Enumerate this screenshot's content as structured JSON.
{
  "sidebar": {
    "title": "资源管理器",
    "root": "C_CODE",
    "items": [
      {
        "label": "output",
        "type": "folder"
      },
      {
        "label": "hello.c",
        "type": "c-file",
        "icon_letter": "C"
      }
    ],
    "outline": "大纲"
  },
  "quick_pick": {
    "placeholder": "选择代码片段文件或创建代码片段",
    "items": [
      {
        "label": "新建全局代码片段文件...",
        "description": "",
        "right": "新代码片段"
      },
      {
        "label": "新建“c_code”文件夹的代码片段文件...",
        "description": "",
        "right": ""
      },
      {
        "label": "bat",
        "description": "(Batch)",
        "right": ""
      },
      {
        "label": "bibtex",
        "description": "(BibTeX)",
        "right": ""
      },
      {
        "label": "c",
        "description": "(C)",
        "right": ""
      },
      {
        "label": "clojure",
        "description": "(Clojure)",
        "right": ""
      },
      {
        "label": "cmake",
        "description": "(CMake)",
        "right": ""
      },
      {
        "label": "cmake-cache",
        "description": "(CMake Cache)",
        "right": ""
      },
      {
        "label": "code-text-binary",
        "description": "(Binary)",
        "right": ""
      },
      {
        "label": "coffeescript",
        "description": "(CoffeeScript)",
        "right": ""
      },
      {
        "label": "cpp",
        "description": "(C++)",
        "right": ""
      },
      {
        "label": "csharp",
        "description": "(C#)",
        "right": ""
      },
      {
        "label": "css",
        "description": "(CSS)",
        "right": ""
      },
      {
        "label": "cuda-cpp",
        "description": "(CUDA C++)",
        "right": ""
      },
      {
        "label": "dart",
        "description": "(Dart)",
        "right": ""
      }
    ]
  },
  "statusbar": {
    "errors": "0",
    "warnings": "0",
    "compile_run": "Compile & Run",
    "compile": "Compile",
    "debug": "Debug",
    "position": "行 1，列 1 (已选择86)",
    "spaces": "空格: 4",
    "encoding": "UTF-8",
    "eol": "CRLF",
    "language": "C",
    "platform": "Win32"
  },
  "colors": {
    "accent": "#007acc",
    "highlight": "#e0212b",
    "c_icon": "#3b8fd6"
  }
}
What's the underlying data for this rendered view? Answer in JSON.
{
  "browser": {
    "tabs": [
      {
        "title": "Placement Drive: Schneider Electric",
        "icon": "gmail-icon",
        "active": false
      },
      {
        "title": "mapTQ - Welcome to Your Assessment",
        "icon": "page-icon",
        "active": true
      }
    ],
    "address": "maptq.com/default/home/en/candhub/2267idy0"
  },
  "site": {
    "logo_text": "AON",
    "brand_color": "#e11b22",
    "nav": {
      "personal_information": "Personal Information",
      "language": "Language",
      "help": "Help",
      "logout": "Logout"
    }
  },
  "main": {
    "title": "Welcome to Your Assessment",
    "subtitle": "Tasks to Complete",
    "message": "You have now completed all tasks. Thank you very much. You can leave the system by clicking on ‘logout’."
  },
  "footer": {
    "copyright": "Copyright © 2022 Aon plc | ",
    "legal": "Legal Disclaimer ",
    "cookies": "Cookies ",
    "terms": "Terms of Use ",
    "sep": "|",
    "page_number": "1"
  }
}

**PROBLEM**
Each line from the one with "What's the underlying" through the last line of the records must be written out word for word. Include nothing else.

**TASK OUTPUT**
What's the underlying data for this rendered view? Answer in JSON.
{
  "browser": {
    "tabs": [
      {
        "title": "Placement Drive: Schneider Electric",
        "icon": "gmail-icon",
        "active": false
      },
      {
        "title": "mapTQ - Welcome to Your Assessment",
        "icon": "page-icon",
        "active": true
      }
    ],
    "address": "maptq.com/default/home/en/candhub/2267idy0"
  },
  "site": {
    "logo_text": "AON",
    "brand_color": "#e11b22",
    "nav": {
      "personal_information": "Personal Information",
      "language": "Language",
      "help": "Help",
      "logout": "Logout"
    }
  },
  "main": {
    "title": "Welcome to Your Assessment",
    "subtitle": "Tasks to Complete",
    "message": "You have now completed all tasks. Thank you very much. You can leave the system by clicking on ‘logout’."
  },
  "footer": {
    "copyright": "Copyright © 2022 Aon plc | ",
    "legal": "Legal Disclaimer ",
    "cookies": "Cookies ",
    "terms": "Terms of Use ",
    "sep": "|",
    "page_number": "1"
  }
}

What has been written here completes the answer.